##### RECORD EXTRACTS

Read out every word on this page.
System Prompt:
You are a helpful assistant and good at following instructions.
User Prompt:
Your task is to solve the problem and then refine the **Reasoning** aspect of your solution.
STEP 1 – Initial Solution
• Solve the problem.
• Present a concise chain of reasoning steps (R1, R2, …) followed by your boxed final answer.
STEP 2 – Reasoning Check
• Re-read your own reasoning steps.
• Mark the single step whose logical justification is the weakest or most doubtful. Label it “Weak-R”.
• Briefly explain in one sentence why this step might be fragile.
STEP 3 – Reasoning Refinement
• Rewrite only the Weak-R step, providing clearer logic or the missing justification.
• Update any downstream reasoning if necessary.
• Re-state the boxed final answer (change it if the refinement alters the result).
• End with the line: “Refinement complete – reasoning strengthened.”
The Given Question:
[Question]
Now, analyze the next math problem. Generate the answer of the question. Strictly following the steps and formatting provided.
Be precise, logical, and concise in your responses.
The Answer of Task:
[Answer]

##########

[GOAL] Locate all lines in the listing above with the word "boxed" and copy them.

[PROBLEM SOLUTION]
• Present a concise chain of reasoning steps (R1, R2, …) followed by your boxed final answer.
• Re-state the boxed final answer (change it if the refinement alters the result).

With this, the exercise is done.